(Records from a data source)
────────────────

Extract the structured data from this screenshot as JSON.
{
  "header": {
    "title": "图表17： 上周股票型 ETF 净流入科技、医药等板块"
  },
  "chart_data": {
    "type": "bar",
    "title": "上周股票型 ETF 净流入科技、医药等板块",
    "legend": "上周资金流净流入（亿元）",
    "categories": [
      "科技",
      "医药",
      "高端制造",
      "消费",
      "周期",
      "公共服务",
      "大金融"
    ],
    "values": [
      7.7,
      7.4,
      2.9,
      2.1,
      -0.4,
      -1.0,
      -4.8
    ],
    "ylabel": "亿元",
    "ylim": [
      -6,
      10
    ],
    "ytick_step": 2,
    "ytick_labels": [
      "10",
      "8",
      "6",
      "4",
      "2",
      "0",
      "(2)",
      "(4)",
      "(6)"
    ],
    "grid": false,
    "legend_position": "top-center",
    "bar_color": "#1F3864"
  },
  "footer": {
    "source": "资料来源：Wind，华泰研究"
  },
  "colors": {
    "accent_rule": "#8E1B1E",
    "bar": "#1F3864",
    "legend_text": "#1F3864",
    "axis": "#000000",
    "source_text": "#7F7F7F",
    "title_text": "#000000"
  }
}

────────────────

→ YOUR GOAL: Determine the number of lines in these entries that contain the word "医药等板块", and write only that number.

→ OUTPUT FOR THIS TASK: 2